* **SOURCE PASSAGE**

^^^^^^^^

This project is designed to be published and consumed from an **internal Python
package repository** rather than the public PyPI service.

This is the recommended approach for:

- Proprietary business logic
- Database access tools
- Organisation-specific conventions
- Controlled distribution and access

Supported private repositories include (but are not limited to):

- Artifactory
- Nexus Repository
- AWS CodeArtifact
- Azure DevOps Artifacts
- GitHub Packages

---

Publishing to an internal repository
====================================

Configure repository access
----------------------------

Before uploading, ensure your Python environment is configured to authenticate
with your internal package repository.

This is typically done using one of the following:

- ``~/.pypirc``
- Environment variables
- Repository-specific CLI tools (e.g. AWS CLI, Azure CLI)

Example ``~/.pypirc``:

::

    [distutils]
    index-servers =
        internal

    [internal]
    repository = https://pypi.company.com/repository/python-internal/
    username = __token__
    password = <your-access-token>

Never commit credentials or tokens to source control.

---

Build the package
-----------------

Create distribution artifacts locally:

::

    python -m build --sdist --wheel
    python -m twine check dist/*

Verify that the generated files are valid before uploading.

---

Upload to the internal repository
---------------------------------

Upload using ``twine``:

::

    python -m twine upload \
        --repository internal \
        dist/*

If successful, the package will be available to internal users immediately.

^^^^^^^^

* **COMPLETE THE FOLLOWING**
1. In the packaging guide, which tool does the upload step use to send the package to the internal repository?
2. Put this sentence from the packaging guide into Spanish: "Never commit credentials or tokens to source control."
3. Shorten the paragraph in the packaging guide that starts with "This project is designed to be published" into one brief sentence that keeps its main facts.

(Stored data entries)
^^^^^^^^

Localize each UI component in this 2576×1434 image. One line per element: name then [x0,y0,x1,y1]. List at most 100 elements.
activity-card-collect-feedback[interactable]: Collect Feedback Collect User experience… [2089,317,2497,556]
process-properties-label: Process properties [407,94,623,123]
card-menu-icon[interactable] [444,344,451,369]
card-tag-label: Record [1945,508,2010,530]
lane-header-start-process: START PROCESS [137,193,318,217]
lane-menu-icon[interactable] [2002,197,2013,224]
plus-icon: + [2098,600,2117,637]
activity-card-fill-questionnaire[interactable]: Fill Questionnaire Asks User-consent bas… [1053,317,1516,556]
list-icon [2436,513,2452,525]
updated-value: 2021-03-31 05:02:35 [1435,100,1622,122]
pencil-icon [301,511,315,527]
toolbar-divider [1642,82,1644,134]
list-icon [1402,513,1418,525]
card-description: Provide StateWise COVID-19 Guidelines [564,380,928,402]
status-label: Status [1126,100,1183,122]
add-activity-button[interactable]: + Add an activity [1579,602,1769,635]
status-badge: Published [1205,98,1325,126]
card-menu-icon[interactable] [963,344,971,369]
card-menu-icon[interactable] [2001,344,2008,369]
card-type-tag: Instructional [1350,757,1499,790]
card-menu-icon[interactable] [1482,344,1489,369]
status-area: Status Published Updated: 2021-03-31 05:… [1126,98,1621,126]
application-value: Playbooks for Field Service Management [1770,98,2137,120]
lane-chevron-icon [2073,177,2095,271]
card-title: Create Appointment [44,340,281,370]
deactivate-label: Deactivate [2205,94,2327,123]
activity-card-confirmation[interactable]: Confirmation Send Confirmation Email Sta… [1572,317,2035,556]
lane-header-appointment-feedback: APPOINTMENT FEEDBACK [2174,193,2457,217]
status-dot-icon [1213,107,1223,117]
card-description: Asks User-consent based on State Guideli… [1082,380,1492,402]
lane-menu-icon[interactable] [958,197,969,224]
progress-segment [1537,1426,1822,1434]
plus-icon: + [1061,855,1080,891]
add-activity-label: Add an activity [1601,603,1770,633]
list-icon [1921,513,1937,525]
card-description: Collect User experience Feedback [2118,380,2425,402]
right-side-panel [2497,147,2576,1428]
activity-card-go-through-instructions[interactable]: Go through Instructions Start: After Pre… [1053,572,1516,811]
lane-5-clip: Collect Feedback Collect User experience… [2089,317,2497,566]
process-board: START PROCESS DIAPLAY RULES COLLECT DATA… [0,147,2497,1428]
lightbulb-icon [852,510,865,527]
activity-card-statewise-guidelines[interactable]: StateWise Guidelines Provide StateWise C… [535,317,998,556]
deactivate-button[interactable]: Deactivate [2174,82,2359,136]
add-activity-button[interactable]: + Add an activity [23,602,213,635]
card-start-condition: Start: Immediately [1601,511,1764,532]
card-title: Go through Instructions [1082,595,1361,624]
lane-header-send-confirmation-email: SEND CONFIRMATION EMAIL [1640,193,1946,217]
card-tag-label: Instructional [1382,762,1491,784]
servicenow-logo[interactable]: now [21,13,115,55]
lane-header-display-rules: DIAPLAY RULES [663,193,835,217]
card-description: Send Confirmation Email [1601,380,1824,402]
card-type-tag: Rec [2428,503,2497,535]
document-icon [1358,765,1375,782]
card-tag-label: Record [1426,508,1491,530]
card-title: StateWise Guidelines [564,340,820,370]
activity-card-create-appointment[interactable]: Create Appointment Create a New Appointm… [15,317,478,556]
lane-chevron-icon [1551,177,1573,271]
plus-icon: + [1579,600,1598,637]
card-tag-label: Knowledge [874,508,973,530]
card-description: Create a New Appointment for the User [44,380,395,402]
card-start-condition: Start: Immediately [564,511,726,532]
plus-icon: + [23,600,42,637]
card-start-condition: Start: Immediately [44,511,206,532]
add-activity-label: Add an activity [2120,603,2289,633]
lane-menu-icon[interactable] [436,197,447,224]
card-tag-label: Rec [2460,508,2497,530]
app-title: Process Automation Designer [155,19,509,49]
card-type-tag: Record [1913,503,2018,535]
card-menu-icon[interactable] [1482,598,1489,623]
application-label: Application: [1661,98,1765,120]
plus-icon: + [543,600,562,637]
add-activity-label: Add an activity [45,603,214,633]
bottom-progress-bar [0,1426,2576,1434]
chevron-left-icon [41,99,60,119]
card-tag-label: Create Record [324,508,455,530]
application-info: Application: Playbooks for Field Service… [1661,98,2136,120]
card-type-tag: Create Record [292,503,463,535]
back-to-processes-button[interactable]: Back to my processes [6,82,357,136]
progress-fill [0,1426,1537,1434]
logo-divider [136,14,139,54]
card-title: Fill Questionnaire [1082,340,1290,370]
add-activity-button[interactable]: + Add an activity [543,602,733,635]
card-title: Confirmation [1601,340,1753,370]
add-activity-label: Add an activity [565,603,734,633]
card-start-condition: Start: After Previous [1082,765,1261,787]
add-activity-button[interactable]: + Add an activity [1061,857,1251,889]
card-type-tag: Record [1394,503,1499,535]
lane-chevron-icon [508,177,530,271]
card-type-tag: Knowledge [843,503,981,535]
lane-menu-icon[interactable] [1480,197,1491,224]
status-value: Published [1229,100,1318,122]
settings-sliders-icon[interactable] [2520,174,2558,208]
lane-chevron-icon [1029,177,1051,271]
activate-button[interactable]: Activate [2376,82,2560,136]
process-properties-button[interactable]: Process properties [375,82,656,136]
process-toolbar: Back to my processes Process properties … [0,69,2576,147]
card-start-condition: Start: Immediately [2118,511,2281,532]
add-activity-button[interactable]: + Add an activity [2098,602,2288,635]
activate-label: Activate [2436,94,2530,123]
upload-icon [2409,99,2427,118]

^^^^^^^^

* **RESPONSES BY TASK**
1. twine

2. Nunca subas credenciales ni tokens al control de código fuente.

3. The project is meant to be published to and installed from an internal Python package repository, not public PyPI.